■ **Short task**: Copy the part of the listing that opens with its first line and closes with the line containing "ref-line-label: 1.78621 —", including both of those lines, reproducing every line word for word.

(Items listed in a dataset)
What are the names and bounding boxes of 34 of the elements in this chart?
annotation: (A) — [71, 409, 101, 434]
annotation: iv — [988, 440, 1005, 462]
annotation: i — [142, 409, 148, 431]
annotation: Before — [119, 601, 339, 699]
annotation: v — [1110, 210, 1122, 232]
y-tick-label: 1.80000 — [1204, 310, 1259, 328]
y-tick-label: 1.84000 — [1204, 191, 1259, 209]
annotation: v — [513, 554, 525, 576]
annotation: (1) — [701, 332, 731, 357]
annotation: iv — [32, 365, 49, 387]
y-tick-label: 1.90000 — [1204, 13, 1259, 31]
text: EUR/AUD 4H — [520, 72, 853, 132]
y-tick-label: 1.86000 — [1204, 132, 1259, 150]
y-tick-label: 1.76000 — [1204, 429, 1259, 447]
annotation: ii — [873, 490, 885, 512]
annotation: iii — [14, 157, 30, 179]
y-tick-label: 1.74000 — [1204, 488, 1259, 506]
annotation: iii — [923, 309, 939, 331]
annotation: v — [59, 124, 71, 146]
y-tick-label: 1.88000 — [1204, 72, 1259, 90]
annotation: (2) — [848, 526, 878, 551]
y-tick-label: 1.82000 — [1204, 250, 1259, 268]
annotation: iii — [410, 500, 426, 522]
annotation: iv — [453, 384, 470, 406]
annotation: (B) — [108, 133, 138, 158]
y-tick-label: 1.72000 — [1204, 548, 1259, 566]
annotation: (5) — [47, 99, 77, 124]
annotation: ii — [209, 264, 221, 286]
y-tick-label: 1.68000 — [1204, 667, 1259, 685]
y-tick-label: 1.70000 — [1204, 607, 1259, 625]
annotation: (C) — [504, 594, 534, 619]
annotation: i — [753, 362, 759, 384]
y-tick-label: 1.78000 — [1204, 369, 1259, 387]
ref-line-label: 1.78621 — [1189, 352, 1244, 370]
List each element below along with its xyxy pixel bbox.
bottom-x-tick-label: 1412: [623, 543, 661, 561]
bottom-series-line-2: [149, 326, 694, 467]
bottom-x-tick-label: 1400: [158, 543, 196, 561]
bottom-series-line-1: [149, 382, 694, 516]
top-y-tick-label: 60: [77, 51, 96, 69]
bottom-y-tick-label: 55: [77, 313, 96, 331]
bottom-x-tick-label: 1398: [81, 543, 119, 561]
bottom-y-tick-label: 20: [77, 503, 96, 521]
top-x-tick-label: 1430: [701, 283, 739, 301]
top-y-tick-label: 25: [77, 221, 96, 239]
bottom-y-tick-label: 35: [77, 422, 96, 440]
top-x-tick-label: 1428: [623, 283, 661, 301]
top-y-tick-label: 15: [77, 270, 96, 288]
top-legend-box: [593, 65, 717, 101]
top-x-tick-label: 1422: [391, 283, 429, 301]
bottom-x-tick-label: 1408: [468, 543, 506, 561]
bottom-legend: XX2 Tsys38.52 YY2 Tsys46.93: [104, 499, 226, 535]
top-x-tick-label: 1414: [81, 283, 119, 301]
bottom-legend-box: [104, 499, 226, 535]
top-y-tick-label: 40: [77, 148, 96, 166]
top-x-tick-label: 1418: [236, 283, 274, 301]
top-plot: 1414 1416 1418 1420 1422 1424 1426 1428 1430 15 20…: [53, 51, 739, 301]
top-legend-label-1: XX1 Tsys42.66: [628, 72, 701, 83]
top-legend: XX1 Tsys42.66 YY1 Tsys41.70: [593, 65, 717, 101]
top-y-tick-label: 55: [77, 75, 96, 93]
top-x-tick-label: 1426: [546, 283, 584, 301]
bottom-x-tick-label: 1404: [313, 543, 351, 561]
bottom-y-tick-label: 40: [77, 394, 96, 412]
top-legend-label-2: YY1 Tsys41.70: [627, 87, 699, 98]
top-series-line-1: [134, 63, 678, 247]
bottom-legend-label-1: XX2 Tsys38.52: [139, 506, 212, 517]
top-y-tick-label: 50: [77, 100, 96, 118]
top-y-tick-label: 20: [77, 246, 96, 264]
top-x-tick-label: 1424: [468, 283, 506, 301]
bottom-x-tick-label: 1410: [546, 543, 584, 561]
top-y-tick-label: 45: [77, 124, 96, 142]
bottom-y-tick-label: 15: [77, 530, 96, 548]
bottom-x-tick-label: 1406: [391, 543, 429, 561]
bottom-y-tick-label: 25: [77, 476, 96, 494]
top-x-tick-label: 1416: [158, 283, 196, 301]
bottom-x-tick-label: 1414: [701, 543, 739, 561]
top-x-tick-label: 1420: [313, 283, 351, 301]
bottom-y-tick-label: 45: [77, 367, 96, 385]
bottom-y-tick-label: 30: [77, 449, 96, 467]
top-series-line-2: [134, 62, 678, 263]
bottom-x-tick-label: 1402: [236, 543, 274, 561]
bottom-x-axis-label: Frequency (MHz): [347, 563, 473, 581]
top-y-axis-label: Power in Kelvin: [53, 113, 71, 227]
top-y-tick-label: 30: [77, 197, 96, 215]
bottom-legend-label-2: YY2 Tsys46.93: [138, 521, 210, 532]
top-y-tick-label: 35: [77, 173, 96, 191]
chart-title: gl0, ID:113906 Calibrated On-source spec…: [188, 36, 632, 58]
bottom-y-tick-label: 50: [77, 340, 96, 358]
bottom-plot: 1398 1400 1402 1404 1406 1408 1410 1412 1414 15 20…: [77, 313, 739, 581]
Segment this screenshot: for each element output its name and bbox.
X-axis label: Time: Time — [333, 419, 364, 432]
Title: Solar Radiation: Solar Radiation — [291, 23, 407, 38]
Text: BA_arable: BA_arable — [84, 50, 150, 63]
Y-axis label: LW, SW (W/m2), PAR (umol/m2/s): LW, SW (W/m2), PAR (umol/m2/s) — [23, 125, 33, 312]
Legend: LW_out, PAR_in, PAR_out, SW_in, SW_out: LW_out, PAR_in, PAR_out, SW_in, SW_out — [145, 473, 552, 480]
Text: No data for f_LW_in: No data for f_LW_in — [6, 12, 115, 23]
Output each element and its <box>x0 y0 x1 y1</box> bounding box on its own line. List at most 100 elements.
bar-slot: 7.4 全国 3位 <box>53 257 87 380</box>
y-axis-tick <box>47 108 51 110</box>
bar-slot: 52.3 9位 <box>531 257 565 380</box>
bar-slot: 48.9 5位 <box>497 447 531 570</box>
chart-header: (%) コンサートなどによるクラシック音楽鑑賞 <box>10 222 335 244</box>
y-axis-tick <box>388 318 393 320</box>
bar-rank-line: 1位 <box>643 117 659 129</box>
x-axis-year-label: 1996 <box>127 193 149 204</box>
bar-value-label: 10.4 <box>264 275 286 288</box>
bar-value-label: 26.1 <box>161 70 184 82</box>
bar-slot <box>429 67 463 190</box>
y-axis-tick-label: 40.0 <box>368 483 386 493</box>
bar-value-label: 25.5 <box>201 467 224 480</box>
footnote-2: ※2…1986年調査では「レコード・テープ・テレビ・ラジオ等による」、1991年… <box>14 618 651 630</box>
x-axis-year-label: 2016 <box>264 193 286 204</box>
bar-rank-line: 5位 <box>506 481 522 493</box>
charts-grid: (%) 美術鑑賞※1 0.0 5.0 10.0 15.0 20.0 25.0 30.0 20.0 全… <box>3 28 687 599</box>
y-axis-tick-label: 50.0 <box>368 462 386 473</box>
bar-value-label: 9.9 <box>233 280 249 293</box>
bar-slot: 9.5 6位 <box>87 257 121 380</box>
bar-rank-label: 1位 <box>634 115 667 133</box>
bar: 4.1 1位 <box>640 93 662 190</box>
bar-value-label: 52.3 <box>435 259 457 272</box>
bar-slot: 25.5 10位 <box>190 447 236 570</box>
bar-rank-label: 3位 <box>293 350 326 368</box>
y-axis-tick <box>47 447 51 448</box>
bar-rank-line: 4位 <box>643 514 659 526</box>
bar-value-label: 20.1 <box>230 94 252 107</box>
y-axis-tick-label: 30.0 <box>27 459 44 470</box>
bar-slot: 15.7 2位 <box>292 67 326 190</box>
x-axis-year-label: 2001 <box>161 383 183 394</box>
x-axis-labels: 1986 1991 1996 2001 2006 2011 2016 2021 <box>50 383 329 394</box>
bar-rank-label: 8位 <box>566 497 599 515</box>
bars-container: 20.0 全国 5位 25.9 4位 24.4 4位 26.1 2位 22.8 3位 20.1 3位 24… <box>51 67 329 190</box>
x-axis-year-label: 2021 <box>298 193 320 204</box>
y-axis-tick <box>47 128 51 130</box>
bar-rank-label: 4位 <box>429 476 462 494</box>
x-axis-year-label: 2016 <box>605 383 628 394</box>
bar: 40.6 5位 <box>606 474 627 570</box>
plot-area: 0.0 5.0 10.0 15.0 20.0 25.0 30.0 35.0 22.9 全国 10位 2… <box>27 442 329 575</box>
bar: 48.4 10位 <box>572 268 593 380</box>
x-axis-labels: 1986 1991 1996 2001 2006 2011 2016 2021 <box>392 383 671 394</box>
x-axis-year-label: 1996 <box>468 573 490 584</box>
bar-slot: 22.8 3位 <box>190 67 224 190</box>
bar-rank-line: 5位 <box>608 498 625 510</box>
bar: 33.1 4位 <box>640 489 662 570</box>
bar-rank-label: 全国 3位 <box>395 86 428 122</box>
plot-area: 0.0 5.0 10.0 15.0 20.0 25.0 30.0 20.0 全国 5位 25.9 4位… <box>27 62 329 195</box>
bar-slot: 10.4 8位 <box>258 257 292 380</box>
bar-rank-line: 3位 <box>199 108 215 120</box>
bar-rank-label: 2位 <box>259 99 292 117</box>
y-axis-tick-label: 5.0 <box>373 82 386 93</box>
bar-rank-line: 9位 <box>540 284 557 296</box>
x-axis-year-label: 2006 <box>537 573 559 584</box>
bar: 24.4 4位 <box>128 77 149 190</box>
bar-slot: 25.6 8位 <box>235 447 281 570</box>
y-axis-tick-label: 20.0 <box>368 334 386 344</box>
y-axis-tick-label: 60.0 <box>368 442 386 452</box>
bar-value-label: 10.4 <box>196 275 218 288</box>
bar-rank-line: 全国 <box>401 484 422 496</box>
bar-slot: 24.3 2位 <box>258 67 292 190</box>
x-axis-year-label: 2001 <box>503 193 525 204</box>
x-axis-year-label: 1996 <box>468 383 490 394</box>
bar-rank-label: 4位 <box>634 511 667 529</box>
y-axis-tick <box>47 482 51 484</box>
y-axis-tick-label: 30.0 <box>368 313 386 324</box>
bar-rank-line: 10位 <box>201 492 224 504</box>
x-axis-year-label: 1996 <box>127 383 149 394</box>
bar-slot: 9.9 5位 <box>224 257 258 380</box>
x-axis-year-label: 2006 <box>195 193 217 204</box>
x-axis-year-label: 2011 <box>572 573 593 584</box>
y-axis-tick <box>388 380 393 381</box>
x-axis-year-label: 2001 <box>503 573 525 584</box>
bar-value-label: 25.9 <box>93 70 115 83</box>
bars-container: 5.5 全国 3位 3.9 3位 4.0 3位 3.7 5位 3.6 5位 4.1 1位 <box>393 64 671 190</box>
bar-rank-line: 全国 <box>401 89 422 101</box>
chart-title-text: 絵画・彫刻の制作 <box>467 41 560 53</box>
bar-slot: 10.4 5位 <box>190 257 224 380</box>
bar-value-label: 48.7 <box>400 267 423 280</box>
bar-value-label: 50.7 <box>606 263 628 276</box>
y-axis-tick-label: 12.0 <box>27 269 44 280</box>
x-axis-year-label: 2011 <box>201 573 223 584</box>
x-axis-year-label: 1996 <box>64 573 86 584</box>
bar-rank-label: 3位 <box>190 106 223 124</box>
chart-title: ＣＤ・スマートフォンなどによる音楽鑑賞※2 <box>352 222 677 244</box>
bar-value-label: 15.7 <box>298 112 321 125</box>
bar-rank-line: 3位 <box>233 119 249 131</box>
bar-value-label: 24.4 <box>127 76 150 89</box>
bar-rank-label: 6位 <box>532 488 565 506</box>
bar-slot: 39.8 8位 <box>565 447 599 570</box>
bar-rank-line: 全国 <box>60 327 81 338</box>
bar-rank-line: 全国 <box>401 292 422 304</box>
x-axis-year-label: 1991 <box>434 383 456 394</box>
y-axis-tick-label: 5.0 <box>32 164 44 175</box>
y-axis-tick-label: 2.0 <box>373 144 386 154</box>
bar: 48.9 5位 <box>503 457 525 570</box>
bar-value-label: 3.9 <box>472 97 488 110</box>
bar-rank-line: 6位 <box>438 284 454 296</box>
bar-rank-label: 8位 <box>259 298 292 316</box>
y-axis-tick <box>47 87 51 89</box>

■ **Output of the task**:
What are the names and bounding boxes of 34 of the elements in this chart?
annotation: (A) — [71, 409, 101, 434]
annotation: iv — [988, 440, 1005, 462]
annotation: i — [142, 409, 148, 431]
annotation: Before — [119, 601, 339, 699]
annotation: v — [1110, 210, 1122, 232]
y-tick-label: 1.80000 — [1204, 310, 1259, 328]
y-tick-label: 1.84000 — [1204, 191, 1259, 209]
annotation: v — [513, 554, 525, 576]
annotation: (1) — [701, 332, 731, 357]
annotation: iv — [32, 365, 49, 387]
y-tick-label: 1.90000 — [1204, 13, 1259, 31]
text: EUR/AUD 4H — [520, 72, 853, 132]
y-tick-label: 1.86000 — [1204, 132, 1259, 150]
y-tick-label: 1.76000 — [1204, 429, 1259, 447]
annotation: ii — [873, 490, 885, 512]
annotation: iii — [14, 157, 30, 179]
y-tick-label: 1.74000 — [1204, 488, 1259, 506]
annotation: iii — [923, 309, 939, 331]
annotation: v — [59, 124, 71, 146]
y-tick-label: 1.88000 — [1204, 72, 1259, 90]
annotation: (2) — [848, 526, 878, 551]
y-tick-label: 1.82000 — [1204, 250, 1259, 268]
annotation: iii — [410, 500, 426, 522]
annotation: iv — [453, 384, 470, 406]
annotation: (B) — [108, 133, 138, 158]
y-tick-label: 1.72000 — [1204, 548, 1259, 566]
annotation: (5) — [47, 99, 77, 124]
annotation: ii — [209, 264, 221, 286]
y-tick-label: 1.68000 — [1204, 667, 1259, 685]
y-tick-label: 1.70000 — [1204, 607, 1259, 625]
annotation: (C) — [504, 594, 534, 619]
annotation: i — [753, 362, 759, 384]
y-tick-label: 1.78000 — [1204, 369, 1259, 387]
ref-line-label: 1.78621 — [1189, 352, 1244, 370]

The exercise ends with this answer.